### The task
Single out each line with the word "Oscillation" and copy it.

* * *

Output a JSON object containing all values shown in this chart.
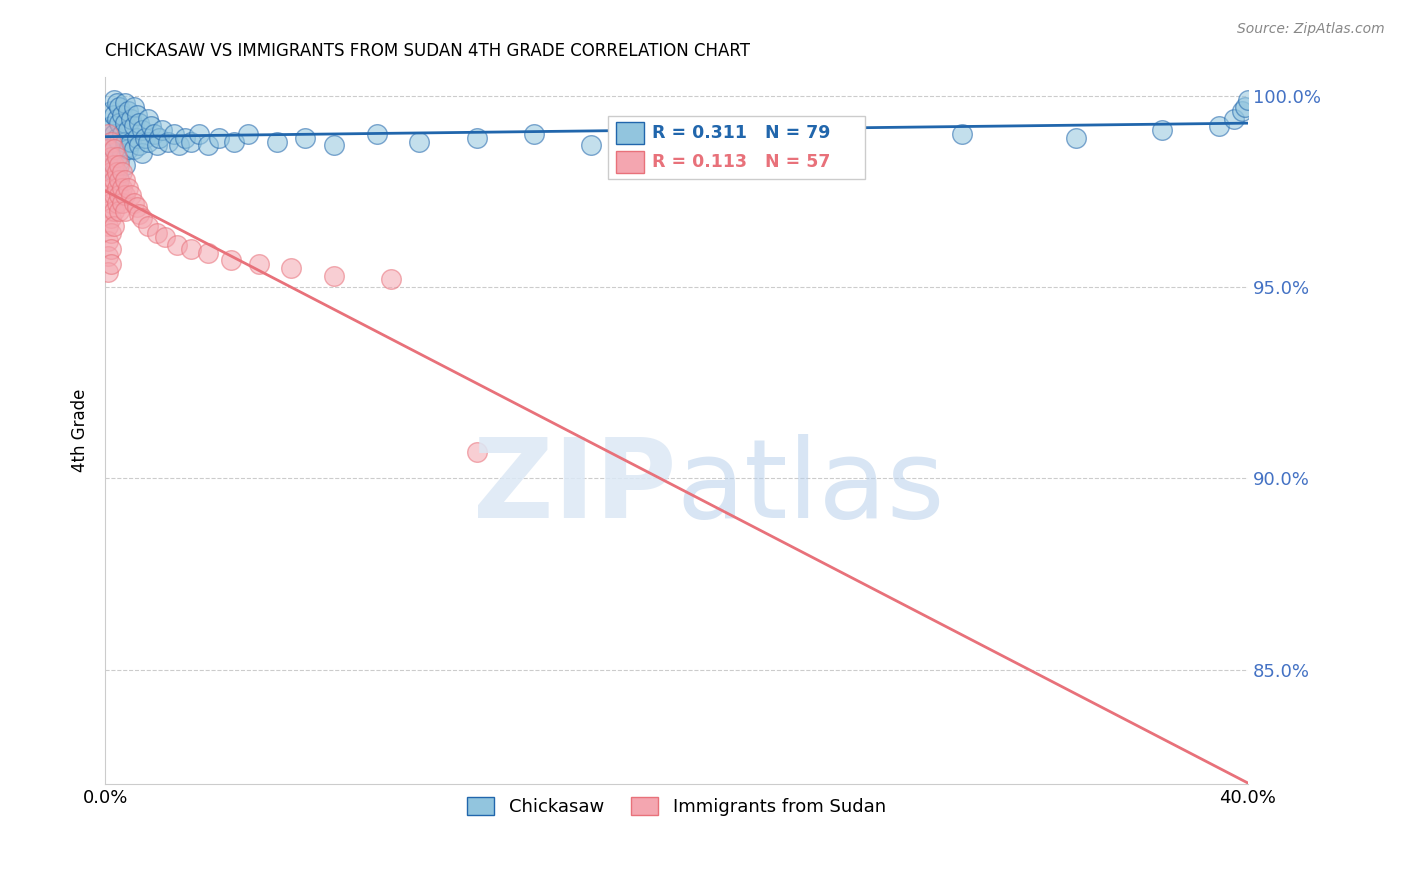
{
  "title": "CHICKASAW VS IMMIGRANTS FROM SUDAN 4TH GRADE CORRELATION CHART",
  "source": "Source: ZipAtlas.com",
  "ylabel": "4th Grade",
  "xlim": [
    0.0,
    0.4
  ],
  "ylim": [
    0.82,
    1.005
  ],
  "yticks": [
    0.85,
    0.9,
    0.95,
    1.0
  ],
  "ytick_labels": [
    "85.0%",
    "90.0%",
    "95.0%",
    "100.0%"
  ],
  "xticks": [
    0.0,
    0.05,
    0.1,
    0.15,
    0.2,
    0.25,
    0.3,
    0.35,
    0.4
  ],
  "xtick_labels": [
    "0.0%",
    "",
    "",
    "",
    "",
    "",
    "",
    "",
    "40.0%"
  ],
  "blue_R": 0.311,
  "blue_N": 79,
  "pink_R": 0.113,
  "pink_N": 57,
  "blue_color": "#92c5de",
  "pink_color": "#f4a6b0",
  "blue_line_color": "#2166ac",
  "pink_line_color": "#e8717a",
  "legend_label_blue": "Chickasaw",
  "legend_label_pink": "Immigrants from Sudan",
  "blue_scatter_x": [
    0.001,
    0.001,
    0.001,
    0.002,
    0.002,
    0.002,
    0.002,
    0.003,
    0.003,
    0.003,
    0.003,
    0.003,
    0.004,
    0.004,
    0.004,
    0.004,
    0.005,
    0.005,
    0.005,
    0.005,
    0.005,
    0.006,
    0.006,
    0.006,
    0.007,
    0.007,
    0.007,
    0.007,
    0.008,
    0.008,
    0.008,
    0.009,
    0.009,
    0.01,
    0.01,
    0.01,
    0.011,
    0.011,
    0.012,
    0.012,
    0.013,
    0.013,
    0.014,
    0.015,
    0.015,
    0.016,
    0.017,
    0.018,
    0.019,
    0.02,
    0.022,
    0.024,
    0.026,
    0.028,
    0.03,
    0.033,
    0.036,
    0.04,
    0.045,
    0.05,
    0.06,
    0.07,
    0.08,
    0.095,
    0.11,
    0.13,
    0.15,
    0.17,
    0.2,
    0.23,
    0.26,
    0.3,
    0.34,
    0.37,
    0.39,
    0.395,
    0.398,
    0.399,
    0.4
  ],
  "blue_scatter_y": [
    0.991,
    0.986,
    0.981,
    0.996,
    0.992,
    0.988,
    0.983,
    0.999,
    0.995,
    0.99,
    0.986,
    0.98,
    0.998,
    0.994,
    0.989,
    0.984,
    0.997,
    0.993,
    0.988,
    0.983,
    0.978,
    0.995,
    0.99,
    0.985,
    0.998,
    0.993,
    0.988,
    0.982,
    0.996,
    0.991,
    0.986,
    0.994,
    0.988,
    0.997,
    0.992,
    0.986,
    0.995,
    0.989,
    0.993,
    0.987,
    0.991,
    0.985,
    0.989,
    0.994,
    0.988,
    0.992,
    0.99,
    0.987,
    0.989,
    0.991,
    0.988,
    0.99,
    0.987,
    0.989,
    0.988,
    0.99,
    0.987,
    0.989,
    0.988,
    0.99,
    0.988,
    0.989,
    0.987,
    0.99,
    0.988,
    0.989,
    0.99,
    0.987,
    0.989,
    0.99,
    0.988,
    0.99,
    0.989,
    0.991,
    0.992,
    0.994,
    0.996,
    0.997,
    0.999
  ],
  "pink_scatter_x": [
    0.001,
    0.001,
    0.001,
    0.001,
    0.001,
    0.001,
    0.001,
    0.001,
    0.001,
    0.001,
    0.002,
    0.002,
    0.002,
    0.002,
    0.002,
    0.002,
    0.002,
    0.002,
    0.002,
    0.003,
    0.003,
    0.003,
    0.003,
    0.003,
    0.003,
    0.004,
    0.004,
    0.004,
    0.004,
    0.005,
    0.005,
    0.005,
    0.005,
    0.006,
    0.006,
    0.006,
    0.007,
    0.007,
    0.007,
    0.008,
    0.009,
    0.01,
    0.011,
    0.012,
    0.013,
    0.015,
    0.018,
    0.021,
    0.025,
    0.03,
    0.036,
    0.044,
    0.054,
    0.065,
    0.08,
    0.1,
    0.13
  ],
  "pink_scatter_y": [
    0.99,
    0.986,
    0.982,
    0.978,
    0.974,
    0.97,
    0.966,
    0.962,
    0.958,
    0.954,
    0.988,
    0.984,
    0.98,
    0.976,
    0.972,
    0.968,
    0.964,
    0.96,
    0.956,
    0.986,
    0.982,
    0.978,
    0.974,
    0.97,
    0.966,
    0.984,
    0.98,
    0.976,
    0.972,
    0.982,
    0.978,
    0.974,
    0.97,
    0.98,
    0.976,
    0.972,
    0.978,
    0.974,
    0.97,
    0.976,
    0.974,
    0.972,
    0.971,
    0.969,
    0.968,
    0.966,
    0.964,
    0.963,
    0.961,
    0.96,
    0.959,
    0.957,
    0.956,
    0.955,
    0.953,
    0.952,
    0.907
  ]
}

* * *

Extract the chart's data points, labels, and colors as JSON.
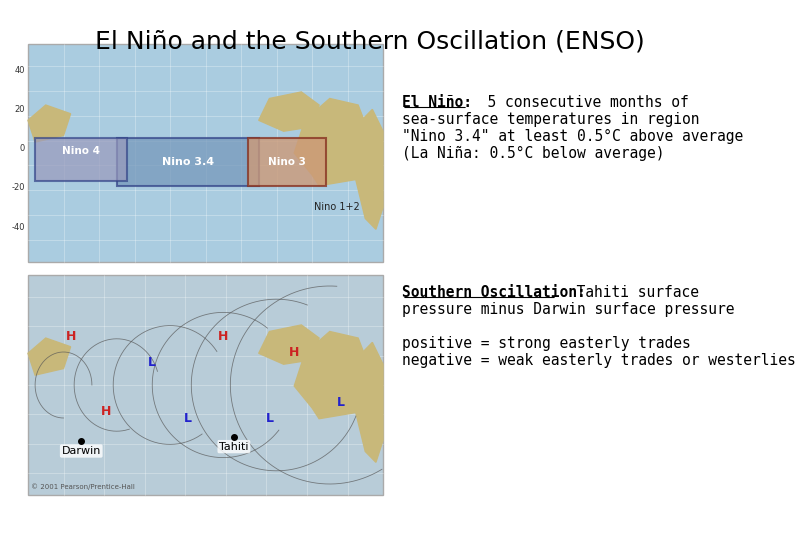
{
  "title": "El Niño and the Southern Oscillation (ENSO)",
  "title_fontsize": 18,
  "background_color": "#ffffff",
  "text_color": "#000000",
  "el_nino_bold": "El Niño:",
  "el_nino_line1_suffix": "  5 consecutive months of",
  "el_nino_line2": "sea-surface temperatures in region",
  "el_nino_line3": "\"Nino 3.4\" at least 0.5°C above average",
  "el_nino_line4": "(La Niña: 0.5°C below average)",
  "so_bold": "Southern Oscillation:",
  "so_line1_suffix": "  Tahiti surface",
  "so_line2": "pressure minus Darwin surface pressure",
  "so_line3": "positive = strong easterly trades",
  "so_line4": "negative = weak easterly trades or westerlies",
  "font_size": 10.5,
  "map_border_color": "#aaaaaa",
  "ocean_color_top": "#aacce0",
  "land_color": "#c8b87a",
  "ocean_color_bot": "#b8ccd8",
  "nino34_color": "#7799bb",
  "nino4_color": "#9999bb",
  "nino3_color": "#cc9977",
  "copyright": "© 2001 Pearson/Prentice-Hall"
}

* * *

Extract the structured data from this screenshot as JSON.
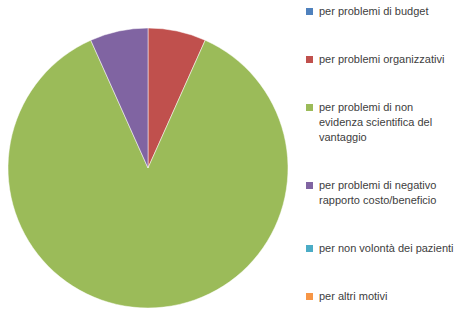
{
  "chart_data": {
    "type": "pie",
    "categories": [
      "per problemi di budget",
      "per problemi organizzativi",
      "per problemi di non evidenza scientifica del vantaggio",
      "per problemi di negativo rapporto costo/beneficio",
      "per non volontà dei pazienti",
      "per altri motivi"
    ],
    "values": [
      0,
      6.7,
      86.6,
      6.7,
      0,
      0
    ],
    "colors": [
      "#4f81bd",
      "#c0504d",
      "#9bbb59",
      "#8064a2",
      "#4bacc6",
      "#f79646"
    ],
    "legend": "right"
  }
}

* * *

### Solution to the exercise
  "title": "El Niño and the Southern Oscillation (ENSO)",
  "so_bold": "Southern Oscillation:",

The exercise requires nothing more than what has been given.